- **Supplied entries**:
============================================================

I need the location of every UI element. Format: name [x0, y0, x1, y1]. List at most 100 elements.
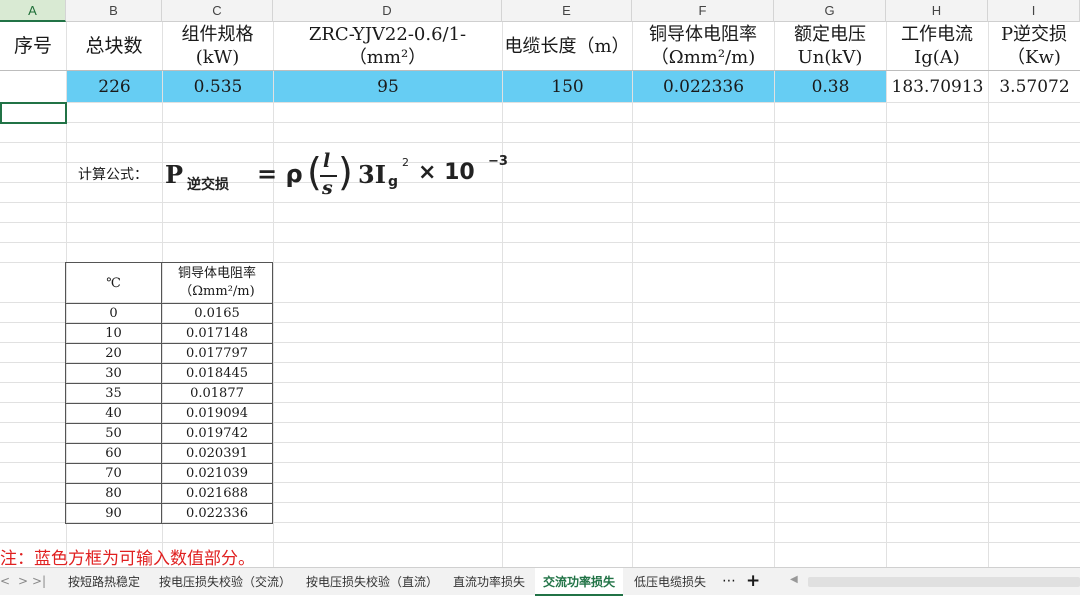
column-header-A[interactable]: A: [0, 0, 66, 22]
table-cell-temp[interactable]: 0: [65, 303, 162, 324]
hscroll-left-icon[interactable]: ◀: [790, 574, 798, 585]
table-cell-resist[interactable]: 0.017797: [161, 343, 273, 364]
column-header-E[interactable]: E: [502, 0, 632, 22]
header-resist[interactable]: 铜导体电阻率 （Ωmm²/m): [632, 22, 774, 70]
table-row: 35 0.01877: [65, 383, 273, 404]
table-cell-temp[interactable]: 50: [65, 423, 162, 444]
table-cell-temp[interactable]: 20: [65, 343, 162, 364]
header-voltage-line1: 额定电压: [794, 24, 866, 45]
table-cell-resist[interactable]: 0.018445: [161, 363, 273, 384]
formula-image: P 逆交损 = ρ ( l s ) 3I g 2 × 10 −3: [165, 150, 515, 200]
table-header-resist[interactable]: 铜导体电阻率 （Ωmm²/m): [161, 262, 273, 304]
table-row: 10 0.017148: [65, 323, 273, 344]
formula-eq: = ρ: [257, 160, 303, 188]
table-row: 50 0.019742: [65, 423, 273, 444]
grid-line: [273, 22, 274, 567]
table-cell-temp[interactable]: 40: [65, 403, 162, 424]
column-header-C[interactable]: C: [162, 0, 273, 22]
column-header-D[interactable]: D: [273, 0, 502, 22]
cell-ploss[interactable]: 3.57072: [989, 71, 1080, 102]
cell-length[interactable]: 150: [503, 71, 632, 102]
cell-spec[interactable]: 0.535: [163, 71, 273, 102]
table-row: 40 0.019094: [65, 403, 273, 424]
grid-line: [886, 22, 887, 567]
table-cell-resist[interactable]: 0.017148: [161, 323, 273, 344]
table-cell-resist[interactable]: 0.022336: [161, 503, 273, 524]
table-header-temp[interactable]: ℃: [65, 262, 162, 304]
tab-short-circuit[interactable]: 按短路热稳定: [60, 568, 148, 596]
table-cell-temp[interactable]: 35: [65, 383, 162, 404]
cell-cable[interactable]: 95: [274, 71, 502, 102]
table-cell-resist[interactable]: 0.019742: [161, 423, 273, 444]
formula-l: l: [323, 150, 331, 172]
table-cell-resist[interactable]: 0.020391: [161, 443, 273, 464]
header-ploss[interactable]: P逆交损 （Kw): [988, 22, 1080, 70]
formula-s: s: [322, 177, 333, 199]
header-seq[interactable]: 序号: [0, 22, 66, 70]
formula-p-sub: 逆交损: [187, 177, 229, 193]
grid-line: [502, 22, 503, 567]
horizontal-scrollbar[interactable]: [808, 577, 1080, 587]
header-resist-line1: 铜导体电阻率: [649, 24, 757, 45]
column-header-F[interactable]: F: [632, 0, 774, 22]
nav-last-icon[interactable]: >|: [32, 574, 46, 588]
table-cell-temp[interactable]: 70: [65, 463, 162, 484]
table-cell-resist[interactable]: 0.01877: [161, 383, 273, 404]
table-cell-resist[interactable]: 0.021688: [161, 483, 273, 504]
add-sheet-button[interactable]: +: [746, 571, 760, 591]
table-row: 20 0.017797: [65, 343, 273, 364]
grid-line: [0, 242, 1080, 243]
grid-line: [632, 22, 633, 567]
header-ploss-line2: （Kw): [1007, 47, 1061, 68]
cell-seq[interactable]: [0, 71, 66, 102]
column-header-B[interactable]: B: [66, 0, 162, 22]
header-count[interactable]: 总块数: [66, 22, 162, 70]
table-cell-temp[interactable]: 90: [65, 503, 162, 524]
header-length[interactable]: 电缆长度（m）: [502, 22, 632, 70]
table-cell-resist[interactable]: 0.0165: [161, 303, 273, 324]
column-header-H[interactable]: H: [886, 0, 988, 22]
table-row: 70 0.021039: [65, 463, 273, 484]
formula-exp: −3: [488, 154, 508, 169]
table-cell-resist[interactable]: 0.021039: [161, 463, 273, 484]
tab-dc-power-loss[interactable]: 直流功率损失: [445, 568, 533, 596]
table-cell-temp[interactable]: 80: [65, 483, 162, 504]
nav-prev-icon[interactable]: <: [0, 574, 10, 588]
header-count-text: 总块数: [85, 34, 143, 57]
table-cell-temp[interactable]: 10: [65, 323, 162, 344]
cell-current[interactable]: 183.70913: [887, 71, 988, 102]
tab-ac-power-loss[interactable]: 交流功率损失: [535, 568, 624, 596]
table-cell-temp[interactable]: 30: [65, 363, 162, 384]
cell-count[interactable]: 226: [67, 71, 162, 102]
formula-g: g: [388, 174, 399, 190]
tab-voltage-loss-ac[interactable]: 按电压损失校验（交流）: [151, 568, 299, 596]
more-tabs-icon[interactable]: ⋯: [722, 573, 736, 589]
tab-lv-cable-loss[interactable]: 低压电缆损失: [626, 568, 714, 596]
header-spec[interactable]: 组件规格 (kW): [162, 22, 273, 70]
grid-line: [988, 22, 989, 567]
nav-next-icon[interactable]: >: [18, 574, 28, 588]
grid-line: [0, 542, 1080, 543]
header-current[interactable]: 工作电流 Ig(A): [886, 22, 988, 70]
header-cable[interactable]: ZRC-YJV22-0.6/1- （mm²）: [273, 22, 502, 70]
column-header-I[interactable]: I: [988, 0, 1080, 22]
table-row: 60 0.020391: [65, 443, 273, 464]
sheet-tab-bar: < > >| 按短路热稳定 按电压损失校验（交流） 按电压损失校验（直流） 直流…: [0, 567, 1080, 596]
table-cell-resist[interactable]: 0.019094: [161, 403, 273, 424]
table-row: 0 0.0165: [65, 303, 273, 324]
grid-line: [0, 122, 1080, 123]
cell-resist[interactable]: 0.022336: [633, 71, 774, 102]
tab-voltage-loss-dc[interactable]: 按电压损失校验（直流）: [298, 568, 446, 596]
selected-cell[interactable]: [0, 102, 67, 124]
grid-line: [0, 102, 1080, 103]
cell-voltage[interactable]: 0.38: [775, 71, 886, 102]
grid-line: [0, 182, 1080, 183]
resistivity-table-wrap: ℃ 铜导体电阻率 （Ωmm²/m) 0 0.0165 10 0.017148 20 0…: [65, 262, 273, 524]
grid-line: [0, 162, 1080, 163]
header-seq-text: 序号: [13, 34, 52, 57]
header-voltage[interactable]: 额定电压 Un(kV): [774, 22, 886, 70]
header-resist-line2: （Ωmm²/m): [650, 47, 756, 68]
table-cell-temp[interactable]: 60: [65, 443, 162, 464]
note-text: 注：蓝色方框为可输入数值部分。: [0, 549, 255, 569]
column-header-G[interactable]: G: [774, 0, 886, 22]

============================================================

- **The exercise**: Please reproduce the items from the line containing "column-header-A[interactable]: A: [0, 0, 66, 22]" through the line containing "table-row: 35 0.01877: [65, 383, 273, 404]", both included, and nothing else.

- **Exercise solution**:
column-header-A[interactable]: A: [0, 0, 66, 22]
table-cell-temp[interactable]: 0: [65, 303, 162, 324]
hscroll-left-icon[interactable]: ◀: [790, 574, 798, 585]
table-cell-resist[interactable]: 0.017797: [161, 343, 273, 364]
column-header-E[interactable]: E: [502, 0, 632, 22]
header-resist[interactable]: 铜导体电阻率 （Ωmm²/m): [632, 22, 774, 70]
table-row: 35 0.01877: [65, 383, 273, 404]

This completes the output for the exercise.